***** Records provided *****

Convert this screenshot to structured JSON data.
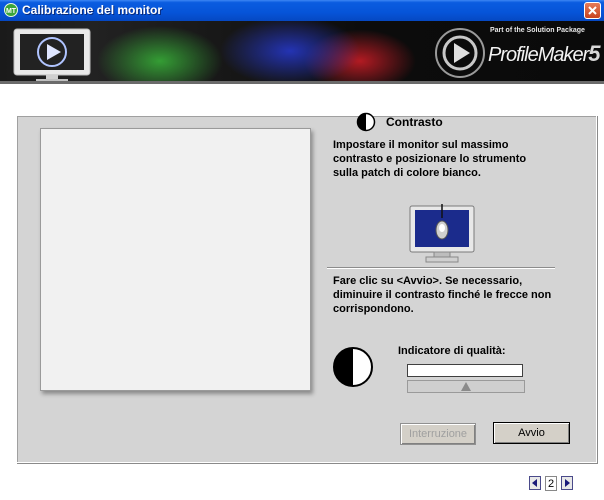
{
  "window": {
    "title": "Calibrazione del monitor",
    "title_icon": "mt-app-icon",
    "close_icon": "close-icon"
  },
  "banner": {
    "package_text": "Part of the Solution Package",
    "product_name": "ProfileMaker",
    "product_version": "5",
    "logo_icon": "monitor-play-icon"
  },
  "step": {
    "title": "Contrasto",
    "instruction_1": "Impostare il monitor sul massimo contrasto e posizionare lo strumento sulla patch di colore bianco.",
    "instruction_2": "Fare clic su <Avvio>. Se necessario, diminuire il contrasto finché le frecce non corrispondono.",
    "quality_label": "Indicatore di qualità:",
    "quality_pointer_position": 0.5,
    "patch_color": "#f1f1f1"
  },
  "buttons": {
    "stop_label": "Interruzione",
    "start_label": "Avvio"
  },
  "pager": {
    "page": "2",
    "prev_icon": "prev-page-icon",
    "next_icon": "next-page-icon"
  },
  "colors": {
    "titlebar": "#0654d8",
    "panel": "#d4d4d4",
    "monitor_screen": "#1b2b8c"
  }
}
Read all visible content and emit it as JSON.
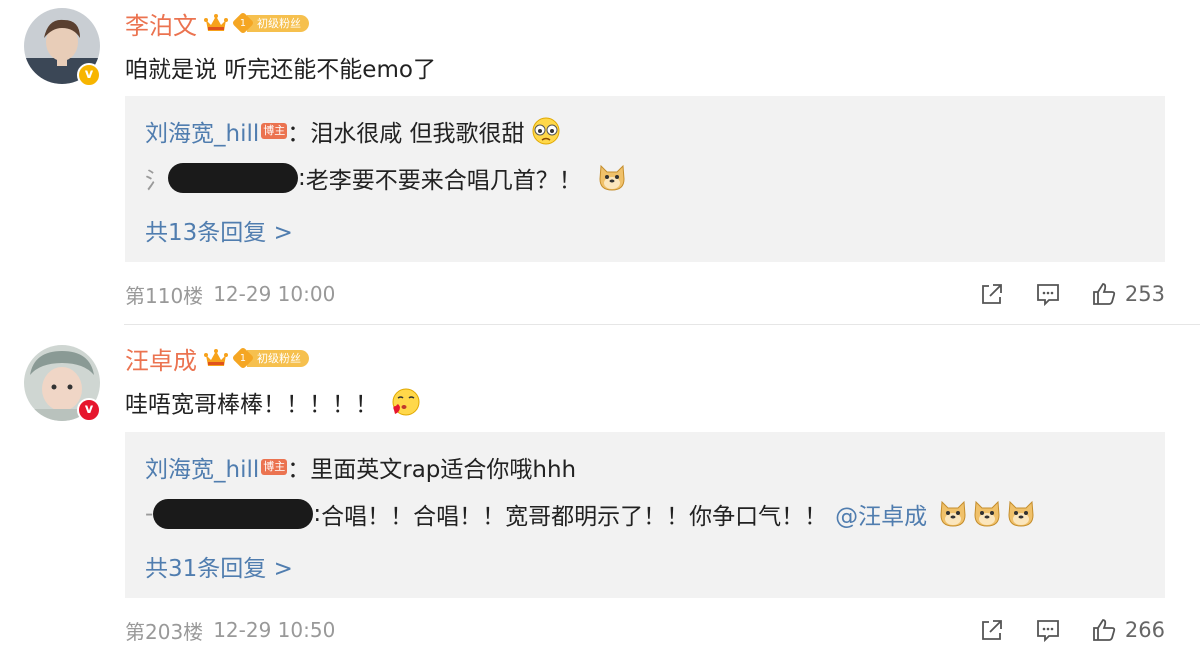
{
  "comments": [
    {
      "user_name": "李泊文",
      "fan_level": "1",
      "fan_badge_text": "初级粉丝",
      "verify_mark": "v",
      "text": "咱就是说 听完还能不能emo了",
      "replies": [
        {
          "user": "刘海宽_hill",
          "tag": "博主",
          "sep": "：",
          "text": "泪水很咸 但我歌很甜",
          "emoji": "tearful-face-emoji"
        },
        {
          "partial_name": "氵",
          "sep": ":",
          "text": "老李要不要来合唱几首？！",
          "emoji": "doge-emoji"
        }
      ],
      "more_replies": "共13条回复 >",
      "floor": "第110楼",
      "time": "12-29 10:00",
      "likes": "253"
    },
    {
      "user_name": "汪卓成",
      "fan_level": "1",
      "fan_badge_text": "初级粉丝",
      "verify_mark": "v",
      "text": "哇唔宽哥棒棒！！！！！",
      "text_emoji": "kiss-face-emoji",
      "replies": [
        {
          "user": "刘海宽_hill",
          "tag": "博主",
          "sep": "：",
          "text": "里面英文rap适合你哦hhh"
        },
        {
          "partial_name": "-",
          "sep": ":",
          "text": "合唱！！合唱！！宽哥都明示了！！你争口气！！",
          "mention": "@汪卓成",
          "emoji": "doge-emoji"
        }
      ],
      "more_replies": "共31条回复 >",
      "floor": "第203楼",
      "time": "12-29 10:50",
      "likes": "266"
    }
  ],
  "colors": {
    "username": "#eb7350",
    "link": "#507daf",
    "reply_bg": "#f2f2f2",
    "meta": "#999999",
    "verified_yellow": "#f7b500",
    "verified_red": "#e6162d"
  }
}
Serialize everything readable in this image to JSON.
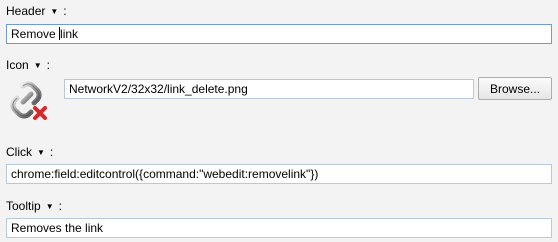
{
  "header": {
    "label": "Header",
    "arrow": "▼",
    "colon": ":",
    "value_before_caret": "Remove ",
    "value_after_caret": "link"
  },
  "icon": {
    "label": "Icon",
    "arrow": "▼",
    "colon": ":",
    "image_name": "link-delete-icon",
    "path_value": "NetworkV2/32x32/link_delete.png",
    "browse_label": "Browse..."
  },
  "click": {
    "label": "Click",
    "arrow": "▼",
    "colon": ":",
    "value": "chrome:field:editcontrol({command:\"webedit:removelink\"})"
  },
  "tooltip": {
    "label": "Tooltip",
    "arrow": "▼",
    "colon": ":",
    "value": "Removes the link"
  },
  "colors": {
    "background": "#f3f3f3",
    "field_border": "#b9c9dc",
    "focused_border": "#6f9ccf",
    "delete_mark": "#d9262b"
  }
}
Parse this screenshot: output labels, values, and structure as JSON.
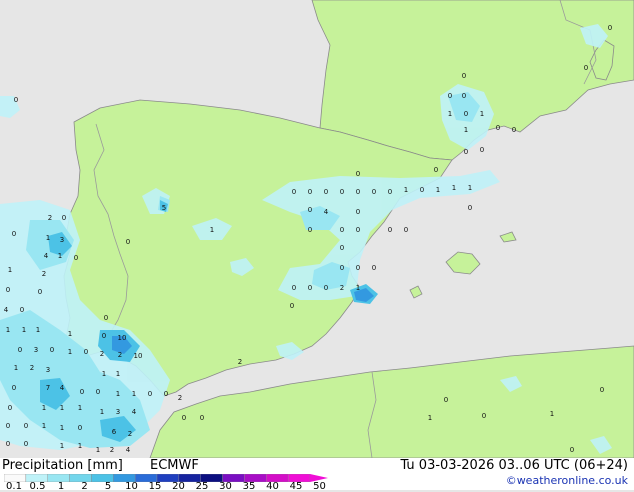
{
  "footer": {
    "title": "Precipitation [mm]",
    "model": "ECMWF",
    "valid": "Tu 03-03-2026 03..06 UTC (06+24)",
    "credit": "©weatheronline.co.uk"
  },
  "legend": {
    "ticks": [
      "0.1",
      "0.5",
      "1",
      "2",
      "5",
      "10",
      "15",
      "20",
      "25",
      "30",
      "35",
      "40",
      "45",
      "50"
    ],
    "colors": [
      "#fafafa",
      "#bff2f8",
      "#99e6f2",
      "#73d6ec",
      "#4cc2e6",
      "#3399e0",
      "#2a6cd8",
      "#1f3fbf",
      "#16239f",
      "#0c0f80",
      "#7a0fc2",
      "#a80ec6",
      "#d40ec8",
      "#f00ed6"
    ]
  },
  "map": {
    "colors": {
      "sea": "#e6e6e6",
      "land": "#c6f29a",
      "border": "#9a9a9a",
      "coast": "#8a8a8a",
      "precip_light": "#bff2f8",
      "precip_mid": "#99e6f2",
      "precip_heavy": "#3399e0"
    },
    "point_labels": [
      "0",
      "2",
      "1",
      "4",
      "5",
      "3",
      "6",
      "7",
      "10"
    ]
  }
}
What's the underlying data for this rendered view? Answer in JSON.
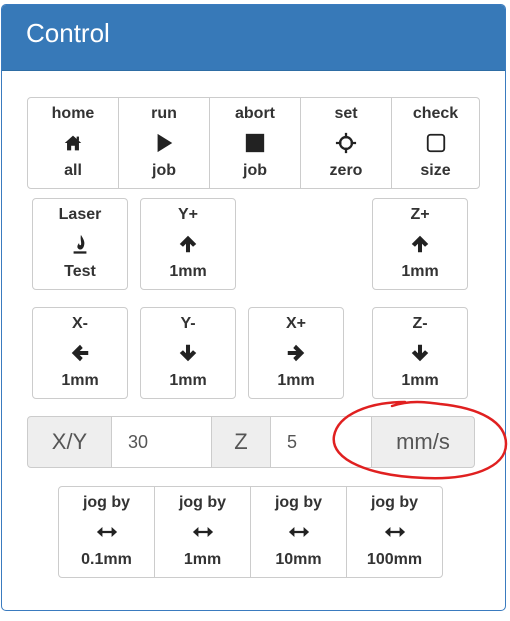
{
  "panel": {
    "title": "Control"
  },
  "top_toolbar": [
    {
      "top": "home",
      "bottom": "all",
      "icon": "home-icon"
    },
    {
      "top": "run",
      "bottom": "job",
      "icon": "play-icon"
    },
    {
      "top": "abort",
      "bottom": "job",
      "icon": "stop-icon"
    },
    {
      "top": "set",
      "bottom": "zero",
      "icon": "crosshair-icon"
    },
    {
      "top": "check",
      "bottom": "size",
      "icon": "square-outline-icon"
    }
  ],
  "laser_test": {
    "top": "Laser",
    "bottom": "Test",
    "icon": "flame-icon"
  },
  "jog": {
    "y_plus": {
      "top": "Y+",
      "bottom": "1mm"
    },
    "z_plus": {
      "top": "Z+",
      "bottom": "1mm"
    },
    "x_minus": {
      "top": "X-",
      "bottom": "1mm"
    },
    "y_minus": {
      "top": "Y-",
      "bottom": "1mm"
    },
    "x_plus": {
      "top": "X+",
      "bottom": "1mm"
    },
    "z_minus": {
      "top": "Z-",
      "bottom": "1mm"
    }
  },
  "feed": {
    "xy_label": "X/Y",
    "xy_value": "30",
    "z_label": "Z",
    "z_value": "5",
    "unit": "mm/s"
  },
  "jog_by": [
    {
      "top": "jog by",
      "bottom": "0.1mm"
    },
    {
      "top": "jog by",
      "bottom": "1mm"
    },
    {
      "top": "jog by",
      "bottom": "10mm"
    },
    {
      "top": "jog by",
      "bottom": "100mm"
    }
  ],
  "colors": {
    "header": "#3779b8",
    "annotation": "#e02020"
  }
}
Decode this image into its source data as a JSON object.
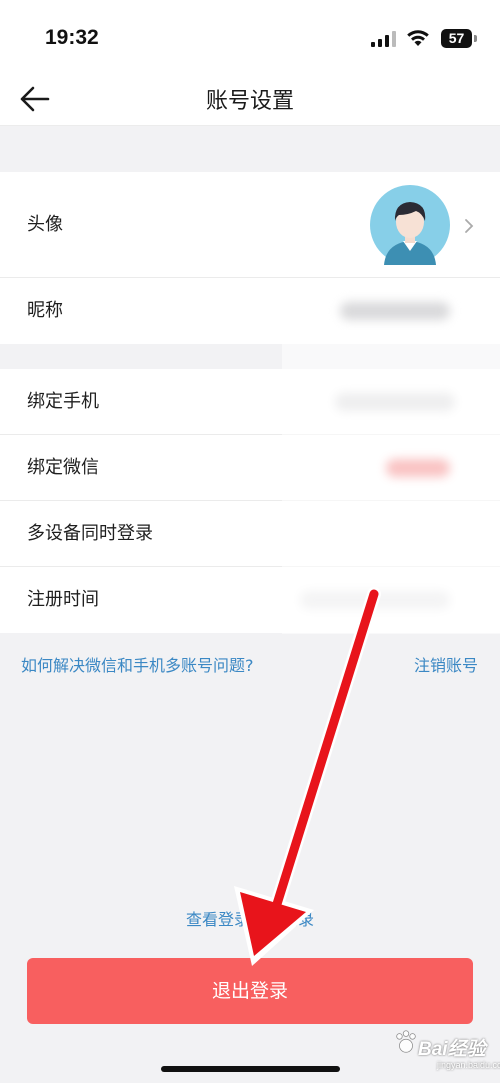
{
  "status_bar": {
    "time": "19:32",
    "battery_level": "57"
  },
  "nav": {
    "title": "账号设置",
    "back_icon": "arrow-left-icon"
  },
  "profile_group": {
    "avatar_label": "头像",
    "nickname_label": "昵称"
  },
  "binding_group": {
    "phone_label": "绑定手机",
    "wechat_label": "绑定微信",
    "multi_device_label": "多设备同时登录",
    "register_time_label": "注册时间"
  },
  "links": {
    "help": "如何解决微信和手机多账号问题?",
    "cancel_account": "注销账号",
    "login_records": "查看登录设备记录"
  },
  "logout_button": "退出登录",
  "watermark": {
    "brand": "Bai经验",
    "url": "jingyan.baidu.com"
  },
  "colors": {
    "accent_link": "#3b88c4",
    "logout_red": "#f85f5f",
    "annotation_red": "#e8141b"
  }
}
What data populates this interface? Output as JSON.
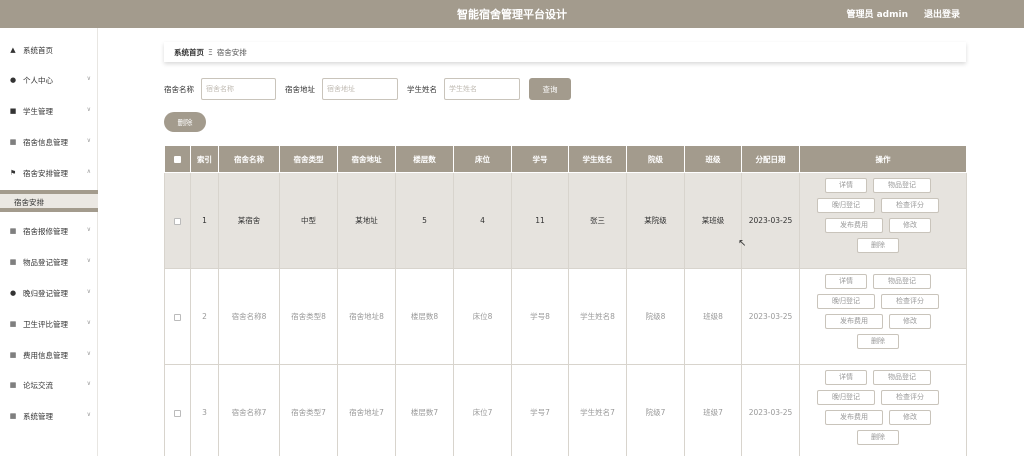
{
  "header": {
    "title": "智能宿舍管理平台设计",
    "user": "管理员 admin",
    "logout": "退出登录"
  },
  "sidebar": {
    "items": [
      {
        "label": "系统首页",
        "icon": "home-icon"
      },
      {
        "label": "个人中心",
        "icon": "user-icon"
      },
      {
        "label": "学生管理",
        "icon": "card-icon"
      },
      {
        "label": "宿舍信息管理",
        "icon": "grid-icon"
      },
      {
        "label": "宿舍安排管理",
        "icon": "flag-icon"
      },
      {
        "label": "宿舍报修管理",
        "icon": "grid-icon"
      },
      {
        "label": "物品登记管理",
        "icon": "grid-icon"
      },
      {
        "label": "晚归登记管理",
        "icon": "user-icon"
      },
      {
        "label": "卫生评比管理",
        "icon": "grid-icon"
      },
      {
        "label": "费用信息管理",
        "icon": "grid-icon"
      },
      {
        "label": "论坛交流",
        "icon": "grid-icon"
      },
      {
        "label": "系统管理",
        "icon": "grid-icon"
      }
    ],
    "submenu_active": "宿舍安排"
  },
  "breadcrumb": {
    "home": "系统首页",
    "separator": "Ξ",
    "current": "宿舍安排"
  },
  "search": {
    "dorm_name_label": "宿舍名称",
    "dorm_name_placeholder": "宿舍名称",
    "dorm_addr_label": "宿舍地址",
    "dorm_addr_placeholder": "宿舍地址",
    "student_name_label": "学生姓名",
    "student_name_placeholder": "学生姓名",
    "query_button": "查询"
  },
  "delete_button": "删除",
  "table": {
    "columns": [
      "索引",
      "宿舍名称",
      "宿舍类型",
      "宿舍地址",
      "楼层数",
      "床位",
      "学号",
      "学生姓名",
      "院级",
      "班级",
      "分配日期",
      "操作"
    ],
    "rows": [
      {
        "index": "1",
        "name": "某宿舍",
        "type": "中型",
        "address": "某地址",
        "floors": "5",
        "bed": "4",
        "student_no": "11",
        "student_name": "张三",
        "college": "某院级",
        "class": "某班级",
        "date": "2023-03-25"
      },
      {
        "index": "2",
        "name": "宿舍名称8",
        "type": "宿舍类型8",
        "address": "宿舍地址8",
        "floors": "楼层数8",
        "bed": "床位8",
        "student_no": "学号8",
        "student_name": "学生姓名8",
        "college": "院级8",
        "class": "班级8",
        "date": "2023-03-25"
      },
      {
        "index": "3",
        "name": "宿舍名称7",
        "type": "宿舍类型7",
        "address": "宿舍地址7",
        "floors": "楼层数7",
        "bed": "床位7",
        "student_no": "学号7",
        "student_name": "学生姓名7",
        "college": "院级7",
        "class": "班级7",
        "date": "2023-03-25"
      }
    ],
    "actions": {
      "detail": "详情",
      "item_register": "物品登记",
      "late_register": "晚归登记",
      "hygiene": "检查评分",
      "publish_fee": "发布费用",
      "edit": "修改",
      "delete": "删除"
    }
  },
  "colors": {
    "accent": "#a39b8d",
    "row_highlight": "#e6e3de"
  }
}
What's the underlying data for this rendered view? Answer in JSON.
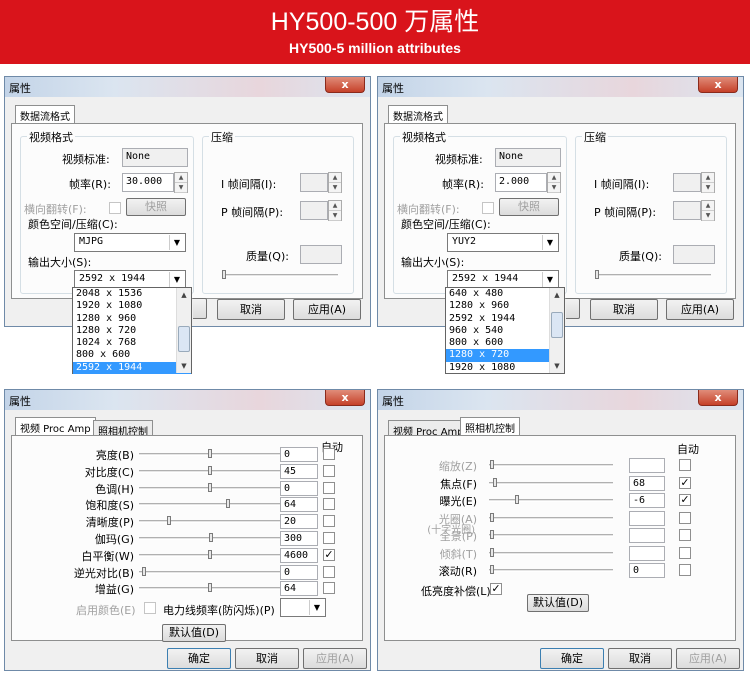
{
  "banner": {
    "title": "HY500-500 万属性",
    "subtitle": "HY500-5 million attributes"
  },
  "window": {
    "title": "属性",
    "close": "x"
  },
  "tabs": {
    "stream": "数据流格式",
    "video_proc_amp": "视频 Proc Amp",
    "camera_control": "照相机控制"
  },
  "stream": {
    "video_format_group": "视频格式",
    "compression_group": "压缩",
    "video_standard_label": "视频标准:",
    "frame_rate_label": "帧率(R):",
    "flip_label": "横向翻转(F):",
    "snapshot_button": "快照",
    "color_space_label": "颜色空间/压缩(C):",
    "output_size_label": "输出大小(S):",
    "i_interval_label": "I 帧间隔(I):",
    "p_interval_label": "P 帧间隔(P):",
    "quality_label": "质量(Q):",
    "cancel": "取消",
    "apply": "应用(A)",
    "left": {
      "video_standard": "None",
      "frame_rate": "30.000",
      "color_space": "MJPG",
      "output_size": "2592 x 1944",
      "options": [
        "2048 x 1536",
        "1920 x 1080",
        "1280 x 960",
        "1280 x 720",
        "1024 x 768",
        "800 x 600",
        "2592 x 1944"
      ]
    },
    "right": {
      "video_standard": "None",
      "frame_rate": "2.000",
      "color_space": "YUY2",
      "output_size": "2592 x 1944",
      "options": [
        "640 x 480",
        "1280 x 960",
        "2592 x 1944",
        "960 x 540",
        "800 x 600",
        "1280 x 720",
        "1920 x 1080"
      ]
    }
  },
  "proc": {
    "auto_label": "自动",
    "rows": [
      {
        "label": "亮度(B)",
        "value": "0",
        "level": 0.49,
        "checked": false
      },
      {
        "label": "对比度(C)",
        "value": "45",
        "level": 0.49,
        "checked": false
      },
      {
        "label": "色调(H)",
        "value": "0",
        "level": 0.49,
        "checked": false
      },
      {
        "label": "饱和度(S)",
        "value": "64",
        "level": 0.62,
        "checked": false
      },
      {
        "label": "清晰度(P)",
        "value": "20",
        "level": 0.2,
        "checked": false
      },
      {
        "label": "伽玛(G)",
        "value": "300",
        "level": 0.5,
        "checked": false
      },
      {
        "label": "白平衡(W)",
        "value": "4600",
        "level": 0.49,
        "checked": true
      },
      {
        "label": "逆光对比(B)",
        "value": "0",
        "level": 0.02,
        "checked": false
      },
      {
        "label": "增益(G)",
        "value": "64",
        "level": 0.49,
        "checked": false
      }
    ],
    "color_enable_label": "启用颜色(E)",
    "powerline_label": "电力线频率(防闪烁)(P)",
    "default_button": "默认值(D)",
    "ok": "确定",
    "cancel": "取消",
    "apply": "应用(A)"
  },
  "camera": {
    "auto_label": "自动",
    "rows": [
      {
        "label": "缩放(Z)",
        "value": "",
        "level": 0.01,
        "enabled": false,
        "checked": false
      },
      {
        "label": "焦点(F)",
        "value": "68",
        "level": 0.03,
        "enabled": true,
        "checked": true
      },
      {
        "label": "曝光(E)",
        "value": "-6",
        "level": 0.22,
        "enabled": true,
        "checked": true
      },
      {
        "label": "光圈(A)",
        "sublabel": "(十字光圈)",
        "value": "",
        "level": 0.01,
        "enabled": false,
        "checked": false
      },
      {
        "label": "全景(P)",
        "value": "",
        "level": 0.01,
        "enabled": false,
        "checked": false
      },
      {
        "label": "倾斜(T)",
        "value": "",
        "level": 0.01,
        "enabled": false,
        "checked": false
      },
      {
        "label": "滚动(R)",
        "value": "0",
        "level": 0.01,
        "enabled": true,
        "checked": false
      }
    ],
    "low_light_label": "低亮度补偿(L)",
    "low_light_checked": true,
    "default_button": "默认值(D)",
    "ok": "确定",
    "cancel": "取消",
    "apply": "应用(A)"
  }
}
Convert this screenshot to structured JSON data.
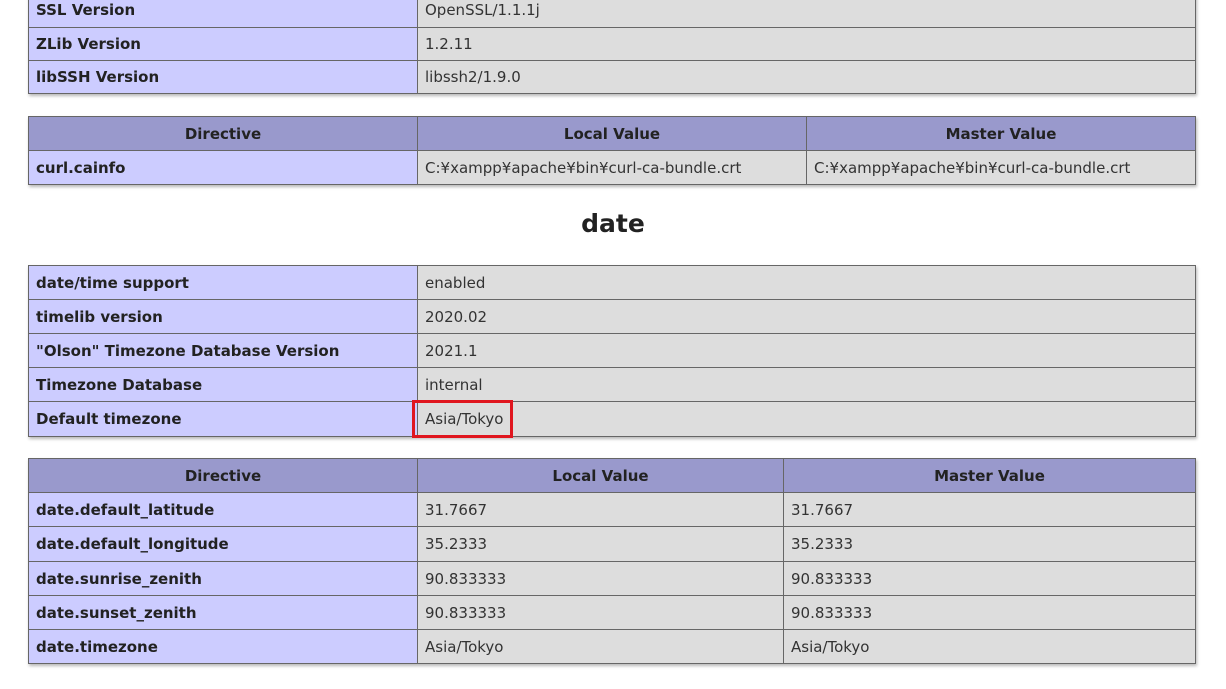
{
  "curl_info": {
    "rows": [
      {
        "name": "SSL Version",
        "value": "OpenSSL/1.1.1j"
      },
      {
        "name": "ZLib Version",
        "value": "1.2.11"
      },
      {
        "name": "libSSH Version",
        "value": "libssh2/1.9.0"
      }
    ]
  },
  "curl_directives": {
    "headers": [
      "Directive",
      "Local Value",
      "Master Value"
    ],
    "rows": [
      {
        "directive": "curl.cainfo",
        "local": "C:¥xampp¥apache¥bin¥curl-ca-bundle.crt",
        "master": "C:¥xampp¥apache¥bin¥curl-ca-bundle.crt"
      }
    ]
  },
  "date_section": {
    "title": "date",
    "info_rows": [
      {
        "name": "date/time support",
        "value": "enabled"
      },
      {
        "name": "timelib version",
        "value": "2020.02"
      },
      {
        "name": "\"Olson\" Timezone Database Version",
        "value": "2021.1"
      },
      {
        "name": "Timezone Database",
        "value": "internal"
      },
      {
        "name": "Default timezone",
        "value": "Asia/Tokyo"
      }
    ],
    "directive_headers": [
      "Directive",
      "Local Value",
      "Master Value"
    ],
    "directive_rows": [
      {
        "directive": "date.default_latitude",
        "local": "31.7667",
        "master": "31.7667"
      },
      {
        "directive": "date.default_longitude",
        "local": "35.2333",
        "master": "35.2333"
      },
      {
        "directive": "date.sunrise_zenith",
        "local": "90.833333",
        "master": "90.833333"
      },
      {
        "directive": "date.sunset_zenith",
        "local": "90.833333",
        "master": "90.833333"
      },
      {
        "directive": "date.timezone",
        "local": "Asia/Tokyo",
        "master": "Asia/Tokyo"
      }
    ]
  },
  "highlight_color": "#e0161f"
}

*****

Search the preceding listing for "address" and extract every line where it is found.

• Problem solution:
        "address": "某地址",
        "address": "宿舍地址8",
        "address": "宿舍地址7",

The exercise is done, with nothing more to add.